Please repeat all of the listing exactly.
● ● ● ● ●
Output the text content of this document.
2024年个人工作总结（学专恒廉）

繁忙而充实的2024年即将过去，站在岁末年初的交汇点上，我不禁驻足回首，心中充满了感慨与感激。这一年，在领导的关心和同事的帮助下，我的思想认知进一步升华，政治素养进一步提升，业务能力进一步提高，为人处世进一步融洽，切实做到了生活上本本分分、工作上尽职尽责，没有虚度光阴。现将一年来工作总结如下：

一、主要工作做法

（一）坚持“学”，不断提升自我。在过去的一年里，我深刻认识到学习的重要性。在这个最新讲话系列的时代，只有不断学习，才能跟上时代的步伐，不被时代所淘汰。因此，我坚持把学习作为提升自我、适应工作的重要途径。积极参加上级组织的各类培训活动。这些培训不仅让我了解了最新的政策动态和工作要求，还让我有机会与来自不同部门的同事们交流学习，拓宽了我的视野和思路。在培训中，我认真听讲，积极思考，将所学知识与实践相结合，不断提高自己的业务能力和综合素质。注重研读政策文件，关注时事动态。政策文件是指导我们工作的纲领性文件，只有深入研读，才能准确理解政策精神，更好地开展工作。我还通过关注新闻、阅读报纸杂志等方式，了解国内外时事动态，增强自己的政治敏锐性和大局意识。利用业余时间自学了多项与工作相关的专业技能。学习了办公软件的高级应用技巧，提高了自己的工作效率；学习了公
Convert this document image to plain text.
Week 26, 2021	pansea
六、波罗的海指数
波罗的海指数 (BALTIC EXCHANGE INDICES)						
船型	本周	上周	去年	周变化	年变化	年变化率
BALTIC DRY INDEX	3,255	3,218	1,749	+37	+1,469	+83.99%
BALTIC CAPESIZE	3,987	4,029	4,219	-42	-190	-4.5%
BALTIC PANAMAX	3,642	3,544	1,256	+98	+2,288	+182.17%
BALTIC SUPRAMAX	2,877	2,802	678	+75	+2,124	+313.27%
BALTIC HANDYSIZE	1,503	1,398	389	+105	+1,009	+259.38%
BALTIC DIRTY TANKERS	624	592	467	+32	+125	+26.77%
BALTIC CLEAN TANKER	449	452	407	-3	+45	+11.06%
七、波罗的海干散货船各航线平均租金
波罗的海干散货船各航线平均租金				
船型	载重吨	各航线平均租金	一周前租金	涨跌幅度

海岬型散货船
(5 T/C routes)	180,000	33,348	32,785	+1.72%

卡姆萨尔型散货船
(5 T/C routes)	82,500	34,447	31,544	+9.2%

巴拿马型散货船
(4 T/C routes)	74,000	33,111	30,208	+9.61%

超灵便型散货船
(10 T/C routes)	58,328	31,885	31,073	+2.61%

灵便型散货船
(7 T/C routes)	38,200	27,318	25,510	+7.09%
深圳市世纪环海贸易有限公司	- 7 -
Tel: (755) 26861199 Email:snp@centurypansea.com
● ● ● ● ●
(RESULT FOR THIS EXERCISE)
Output the text content of this document.
2024年个人工作总结（学专恒廉）

繁忙而充实的2024年即将过去，站在岁末年初的交汇点上，我不禁驻足回首，心中充满了感慨与感激。这一年，在领导的关心和同事的帮助下，我的思想认知进一步升华，政治素养进一步提升，业务能力进一步提高，为人处世进一步融洽，切实做到了生活上本本分分、工作上尽职尽责，没有虚度光阴。现将一年来工作总结如下：

一、主要工作做法

（一）坚持“学”，不断提升自我。在过去的一年里，我深刻认识到学习的重要性。在这个最新讲话系列的时代，只有不断学习，才能跟上时代的步伐，不被时代所淘汰。因此，我坚持把学习作为提升自我、适应工作的重要途径。积极参加上级组织的各类培训活动。这些培训不仅让我了解了最新的政策动态和工作要求，还让我有机会与来自不同部门的同事们交流学习，拓宽了我的视野和思路。在培训中，我认真听讲，积极思考，将所学知识与实践相结合，不断提高自己的业务能力和综合素质。注重研读政策文件，关注时事动态。政策文件是指导我们工作的纲领性文件，只有深入研读，才能准确理解政策精神，更好地开展工作。我还通过关注新闻、阅读报纸杂志等方式，了解国内外时事动态，增强自己的政治敏锐性和大局意识。利用业余时间自学了多项与工作相关的专业技能。学习了办公软件的高级应用技巧，提高了自己的工作效率；学习了公
Convert this document image to plain text.
Week 26, 2021	pansea
六、波罗的海指数
波罗的海指数 (BALTIC EXCHANGE INDICES)						
船型	本周	上周	去年	周变化	年变化	年变化率
BALTIC DRY INDEX	3,255	3,218	1,749	+37	+1,469	+83.99%
BALTIC CAPESIZE	3,987	4,029	4,219	-42	-190	-4.5%
BALTIC PANAMAX	3,642	3,544	1,256	+98	+2,288	+182.17%
BALTIC SUPRAMAX	2,877	2,802	678	+75	+2,124	+313.27%
BALTIC HANDYSIZE	1,503	1,398	389	+105	+1,009	+259.38%
BALTIC DIRTY TANKERS	624	592	467	+32	+125	+26.77%
BALTIC CLEAN TANKER	449	452	407	-3	+45	+11.06%
七、波罗的海干散货船各航线平均租金
波罗的海干散货船各航线平均租金				
船型	载重吨	各航线平均租金	一周前租金	涨跌幅度

海岬型散货船
(5 T/C routes)	180,000	33,348	32,785	+1.72%

卡姆萨尔型散货船
(5 T/C routes)	82,500	34,447	31,544	+9.2%

巴拿马型散货船
(4 T/C routes)	74,000	33,111	30,208	+9.61%

超灵便型散货船
(10 T/C routes)	58,328	31,885	31,073	+2.61%

灵便型散货船
(7 T/C routes)	38,200	27,318	25,510	+7.09%
深圳市世纪环海贸易有限公司	- 7 -
Tel: (755) 26861199 Email:snp@centurypansea.com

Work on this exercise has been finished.